**What to work on**. Write down every entry below once more, exactly.
>>>>
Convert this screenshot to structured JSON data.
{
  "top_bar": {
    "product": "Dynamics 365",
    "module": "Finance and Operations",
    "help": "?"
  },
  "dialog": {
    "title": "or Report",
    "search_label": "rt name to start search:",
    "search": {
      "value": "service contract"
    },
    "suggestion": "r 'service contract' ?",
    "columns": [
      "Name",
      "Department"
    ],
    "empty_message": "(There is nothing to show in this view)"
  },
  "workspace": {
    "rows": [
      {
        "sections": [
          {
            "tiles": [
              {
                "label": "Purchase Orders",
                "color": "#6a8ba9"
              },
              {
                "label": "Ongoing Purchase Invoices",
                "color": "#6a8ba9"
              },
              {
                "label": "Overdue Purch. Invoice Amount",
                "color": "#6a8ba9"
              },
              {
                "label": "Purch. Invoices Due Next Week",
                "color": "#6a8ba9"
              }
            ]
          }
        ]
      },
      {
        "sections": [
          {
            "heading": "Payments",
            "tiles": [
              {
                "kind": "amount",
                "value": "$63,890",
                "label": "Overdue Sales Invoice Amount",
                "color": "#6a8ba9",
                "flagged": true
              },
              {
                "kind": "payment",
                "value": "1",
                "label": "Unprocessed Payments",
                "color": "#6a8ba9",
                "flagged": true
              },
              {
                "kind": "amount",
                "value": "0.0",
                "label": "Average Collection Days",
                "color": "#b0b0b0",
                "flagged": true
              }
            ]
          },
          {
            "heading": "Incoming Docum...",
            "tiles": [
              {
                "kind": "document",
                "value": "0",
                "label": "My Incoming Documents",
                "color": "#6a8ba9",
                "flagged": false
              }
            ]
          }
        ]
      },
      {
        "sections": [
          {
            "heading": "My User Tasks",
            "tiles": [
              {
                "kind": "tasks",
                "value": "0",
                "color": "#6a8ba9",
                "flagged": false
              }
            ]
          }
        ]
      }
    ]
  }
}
<<<<
**Exercise result**.
Convert this screenshot to structured JSON data.
{
  "top_bar": {
    "product": "Dynamics 365",
    "module": "Finance and Operations",
    "help": "?"
  },
  "dialog": {
    "title": "or Report",
    "search_label": "rt name to start search:",
    "search": {
      "value": "service contract"
    },
    "suggestion": "r 'service contract' ?",
    "columns": [
      "Name",
      "Department"
    ],
    "empty_message": "(There is nothing to show in this view)"
  },
  "workspace": {
    "rows": [
      {
        "sections": [
          {
            "tiles": [
              {
                "label": "Purchase Orders",
                "color": "#6a8ba9"
              },
              {
                "label": "Ongoing Purchase Invoices",
                "color": "#6a8ba9"
              },
              {
                "label": "Overdue Purch. Invoice Amount",
                "color": "#6a8ba9"
              },
              {
                "label": "Purch. Invoices Due Next Week",
                "color": "#6a8ba9"
              }
            ]
          }
        ]
      },
      {
        "sections": [
          {
            "heading": "Payments",
            "tiles": [
              {
                "kind": "amount",
                "value": "$63,890",
                "label": "Overdue Sales Invoice Amount",
                "color": "#6a8ba9",
                "flagged": true
              },
              {
                "kind": "payment",
                "value": "1",
                "label": "Unprocessed Payments",
                "color": "#6a8ba9",
                "flagged": true
              },
              {
                "kind": "amount",
                "value": "0.0",
                "label": "Average Collection Days",
                "color": "#b0b0b0",
                "flagged": true
              }
            ]
          },
          {
            "heading": "Incoming Docum...",
            "tiles": [
              {
                "kind": "document",
                "value": "0",
                "label": "My Incoming Documents",
                "color": "#6a8ba9",
                "flagged": false
              }
            ]
          }
        ]
      },
      {
        "sections": [
          {
            "heading": "My User Tasks",
            "tiles": [
              {
                "kind": "tasks",
                "value": "0",
                "color": "#6a8ba9",
                "flagged": false
              }
            ]
          }
        ]
      }
    ]
  }
}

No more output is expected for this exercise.